Collection entries
────────────────────────────────────────

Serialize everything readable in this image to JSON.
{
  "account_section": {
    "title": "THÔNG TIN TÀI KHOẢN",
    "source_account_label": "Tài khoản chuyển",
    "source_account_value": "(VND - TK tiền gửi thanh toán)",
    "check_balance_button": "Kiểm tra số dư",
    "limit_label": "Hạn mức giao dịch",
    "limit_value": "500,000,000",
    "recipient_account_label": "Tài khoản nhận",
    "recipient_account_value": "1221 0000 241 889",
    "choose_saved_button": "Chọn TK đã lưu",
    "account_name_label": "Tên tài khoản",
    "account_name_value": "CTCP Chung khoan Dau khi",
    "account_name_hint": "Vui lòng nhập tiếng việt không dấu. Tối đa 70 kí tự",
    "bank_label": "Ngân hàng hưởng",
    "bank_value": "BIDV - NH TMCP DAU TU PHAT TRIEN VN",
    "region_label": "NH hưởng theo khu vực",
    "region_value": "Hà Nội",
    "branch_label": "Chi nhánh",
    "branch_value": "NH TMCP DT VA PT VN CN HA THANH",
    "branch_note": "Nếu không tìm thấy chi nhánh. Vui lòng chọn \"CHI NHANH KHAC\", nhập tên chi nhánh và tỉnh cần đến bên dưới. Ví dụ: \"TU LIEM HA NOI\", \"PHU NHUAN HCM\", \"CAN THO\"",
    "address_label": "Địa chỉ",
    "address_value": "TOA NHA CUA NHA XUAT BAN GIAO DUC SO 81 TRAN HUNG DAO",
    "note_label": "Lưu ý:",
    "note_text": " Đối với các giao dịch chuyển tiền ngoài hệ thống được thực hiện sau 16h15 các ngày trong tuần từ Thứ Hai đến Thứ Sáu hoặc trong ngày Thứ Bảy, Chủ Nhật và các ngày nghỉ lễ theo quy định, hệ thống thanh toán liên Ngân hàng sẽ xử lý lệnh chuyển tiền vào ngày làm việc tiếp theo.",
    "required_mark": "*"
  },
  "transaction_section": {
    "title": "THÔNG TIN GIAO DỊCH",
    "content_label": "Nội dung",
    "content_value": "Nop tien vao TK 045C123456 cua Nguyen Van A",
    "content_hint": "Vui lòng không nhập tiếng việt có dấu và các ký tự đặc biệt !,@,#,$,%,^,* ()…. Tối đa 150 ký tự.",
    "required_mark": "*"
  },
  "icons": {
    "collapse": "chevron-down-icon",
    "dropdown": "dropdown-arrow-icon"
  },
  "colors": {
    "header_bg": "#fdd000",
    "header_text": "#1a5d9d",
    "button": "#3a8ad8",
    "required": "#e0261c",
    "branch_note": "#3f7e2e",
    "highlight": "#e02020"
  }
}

────────────────────────────────────────

◆ **What is asked**
Retype the entries one by one, exactly.

◆ **The reply**
Serialize everything readable in this image to JSON.
{
  "account_section": {
    "title": "THÔNG TIN TÀI KHOẢN",
    "source_account_label": "Tài khoản chuyển",
    "source_account_value": "(VND - TK tiền gửi thanh toán)",
    "check_balance_button": "Kiểm tra số dư",
    "limit_label": "Hạn mức giao dịch",
    "limit_value": "500,000,000",
    "recipient_account_label": "Tài khoản nhận",
    "recipient_account_value": "1221 0000 241 889",
    "choose_saved_button": "Chọn TK đã lưu",
    "account_name_label": "Tên tài khoản",
    "account_name_value": "CTCP Chung khoan Dau khi",
    "account_name_hint": "Vui lòng nhập tiếng việt không dấu. Tối đa 70 kí tự",
    "bank_label": "Ngân hàng hưởng",
    "bank_value": "BIDV - NH TMCP DAU TU PHAT TRIEN VN",
    "region_label": "NH hưởng theo khu vực",
    "region_value": "Hà Nội",
    "branch_label": "Chi nhánh",
    "branch_value": "NH TMCP DT VA PT VN CN HA THANH",
    "branch_note": "Nếu không tìm thấy chi nhánh. Vui lòng chọn \"CHI NHANH KHAC\", nhập tên chi nhánh và tỉnh cần đến bên dưới. Ví dụ: \"TU LIEM HA NOI\", \"PHU NHUAN HCM\", \"CAN THO\"",
    "address_label": "Địa chỉ",
    "address_value": "TOA NHA CUA NHA XUAT BAN GIAO DUC SO 81 TRAN HUNG DAO",
    "note_label": "Lưu ý:",
    "note_text": " Đối với các giao dịch chuyển tiền ngoài hệ thống được thực hiện sau 16h15 các ngày trong tuần từ Thứ Hai đến Thứ Sáu hoặc trong ngày Thứ Bảy, Chủ Nhật và các ngày nghỉ lễ theo quy định, hệ thống thanh toán liên Ngân hàng sẽ xử lý lệnh chuyển tiền vào ngày làm việc tiếp theo.",
    "required_mark": "*"
  },
  "transaction_section": {
    "title": "THÔNG TIN GIAO DỊCH",
    "content_label": "Nội dung",
    "content_value": "Nop tien vao TK 045C123456 cua Nguyen Van A",
    "content_hint": "Vui lòng không nhập tiếng việt có dấu và các ký tự đặc biệt !,@,#,$,%,^,* ()…. Tối đa 150 ký tự.",
    "required_mark": "*"
  },
  "icons": {
    "collapse": "chevron-down-icon",
    "dropdown": "dropdown-arrow-icon"
  },
  "colors": {
    "header_bg": "#fdd000",
    "header_text": "#1a5d9d",
    "button": "#3a8ad8",
    "required": "#e0261c",
    "branch_note": "#3f7e2e",
    "highlight": "#e02020"
  }
}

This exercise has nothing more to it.